Reproduce the listing verbatim.

[PROVIDED DATA]
^^^^^^^^^^^^^^^^

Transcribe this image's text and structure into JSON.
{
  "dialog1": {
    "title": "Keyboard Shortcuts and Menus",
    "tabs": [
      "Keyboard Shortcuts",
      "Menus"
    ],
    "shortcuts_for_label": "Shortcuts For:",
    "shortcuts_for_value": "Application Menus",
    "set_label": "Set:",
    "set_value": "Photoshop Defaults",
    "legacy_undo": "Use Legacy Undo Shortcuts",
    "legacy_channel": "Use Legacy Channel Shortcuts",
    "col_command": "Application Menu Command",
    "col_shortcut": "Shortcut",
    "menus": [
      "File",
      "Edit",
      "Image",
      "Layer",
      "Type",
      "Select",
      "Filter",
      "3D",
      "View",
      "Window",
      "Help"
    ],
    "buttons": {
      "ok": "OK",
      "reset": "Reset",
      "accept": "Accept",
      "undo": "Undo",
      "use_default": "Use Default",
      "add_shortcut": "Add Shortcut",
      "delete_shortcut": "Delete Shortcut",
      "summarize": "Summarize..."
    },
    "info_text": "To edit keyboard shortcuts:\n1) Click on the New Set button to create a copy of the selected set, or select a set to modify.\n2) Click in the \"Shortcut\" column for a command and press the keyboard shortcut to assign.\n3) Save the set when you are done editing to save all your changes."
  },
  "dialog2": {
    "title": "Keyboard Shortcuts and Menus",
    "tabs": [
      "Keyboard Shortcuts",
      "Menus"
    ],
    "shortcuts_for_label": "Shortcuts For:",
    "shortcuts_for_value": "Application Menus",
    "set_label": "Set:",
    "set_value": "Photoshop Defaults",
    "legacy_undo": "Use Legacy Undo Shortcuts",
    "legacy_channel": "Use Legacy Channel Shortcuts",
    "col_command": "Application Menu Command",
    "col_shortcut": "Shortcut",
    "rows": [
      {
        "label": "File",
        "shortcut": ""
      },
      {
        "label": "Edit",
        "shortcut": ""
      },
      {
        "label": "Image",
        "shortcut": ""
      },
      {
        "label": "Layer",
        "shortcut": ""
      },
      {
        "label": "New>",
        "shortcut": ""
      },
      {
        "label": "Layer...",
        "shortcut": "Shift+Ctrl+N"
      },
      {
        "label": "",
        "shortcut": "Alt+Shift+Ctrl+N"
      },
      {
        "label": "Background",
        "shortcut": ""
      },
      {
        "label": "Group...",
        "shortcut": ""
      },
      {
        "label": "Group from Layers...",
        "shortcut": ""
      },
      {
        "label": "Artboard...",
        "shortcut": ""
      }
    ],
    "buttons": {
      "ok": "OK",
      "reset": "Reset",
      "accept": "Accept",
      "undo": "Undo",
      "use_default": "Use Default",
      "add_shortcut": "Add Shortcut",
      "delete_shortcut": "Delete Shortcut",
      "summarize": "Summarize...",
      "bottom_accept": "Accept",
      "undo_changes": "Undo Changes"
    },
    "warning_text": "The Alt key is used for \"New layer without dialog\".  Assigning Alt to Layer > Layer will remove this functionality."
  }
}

^^^^^^^^^^^^^^^^

[SOLUTION TO THIS EXERCISE]
Transcribe this image's text and structure into JSON.
{
  "dialog1": {
    "title": "Keyboard Shortcuts and Menus",
    "tabs": [
      "Keyboard Shortcuts",
      "Menus"
    ],
    "shortcuts_for_label": "Shortcuts For:",
    "shortcuts_for_value": "Application Menus",
    "set_label": "Set:",
    "set_value": "Photoshop Defaults",
    "legacy_undo": "Use Legacy Undo Shortcuts",
    "legacy_channel": "Use Legacy Channel Shortcuts",
    "col_command": "Application Menu Command",
    "col_shortcut": "Shortcut",
    "menus": [
      "File",
      "Edit",
      "Image",
      "Layer",
      "Type",
      "Select",
      "Filter",
      "3D",
      "View",
      "Window",
      "Help"
    ],
    "buttons": {
      "ok": "OK",
      "reset": "Reset",
      "accept": "Accept",
      "undo": "Undo",
      "use_default": "Use Default",
      "add_shortcut": "Add Shortcut",
      "delete_shortcut": "Delete Shortcut",
      "summarize": "Summarize..."
    },
    "info_text": "To edit keyboard shortcuts:\n1) Click on the New Set button to create a copy of the selected set, or select a set to modify.\n2) Click in the \"Shortcut\" column for a command and press the keyboard shortcut to assign.\n3) Save the set when you are done editing to save all your changes."
  },
  "dialog2": {
    "title": "Keyboard Shortcuts and Menus",
    "tabs": [
      "Keyboard Shortcuts",
      "Menus"
    ],
    "shortcuts_for_label": "Shortcuts For:",
    "shortcuts_for_value": "Application Menus",
    "set_label": "Set:",
    "set_value": "Photoshop Defaults",
    "legacy_undo": "Use Legacy Undo Shortcuts",
    "legacy_channel": "Use Legacy Channel Shortcuts",
    "col_command": "Application Menu Command",
    "col_shortcut": "Shortcut",
    "rows": [
      {
        "label": "File",
        "shortcut": ""
      },
      {
        "label": "Edit",
        "shortcut": ""
      },
      {
        "label": "Image",
        "shortcut": ""
      },
      {
        "label": "Layer",
        "shortcut": ""
      },
      {
        "label": "New>",
        "shortcut": ""
      },
      {
        "label": "Layer...",
        "shortcut": "Shift+Ctrl+N"
      },
      {
        "label": "",
        "shortcut": "Alt+Shift+Ctrl+N"
      },
      {
        "label": "Background",
        "shortcut": ""
      },
      {
        "label": "Group...",
        "shortcut": ""
      },
      {
        "label": "Group from Layers...",
        "shortcut": ""
      },
      {
        "label": "Artboard...",
        "shortcut": ""
      }
    ],
    "buttons": {
      "ok": "OK",
      "reset": "Reset",
      "accept": "Accept",
      "undo": "Undo",
      "use_default": "Use Default",
      "add_shortcut": "Add Shortcut",
      "delete_shortcut": "Delete Shortcut",
      "summarize": "Summarize...",
      "bottom_accept": "Accept",
      "undo_changes": "Undo Changes"
    },
    "warning_text": "The Alt key is used for \"New layer without dialog\".  Assigning Alt to Layer > Layer will remove this functionality."
  }
}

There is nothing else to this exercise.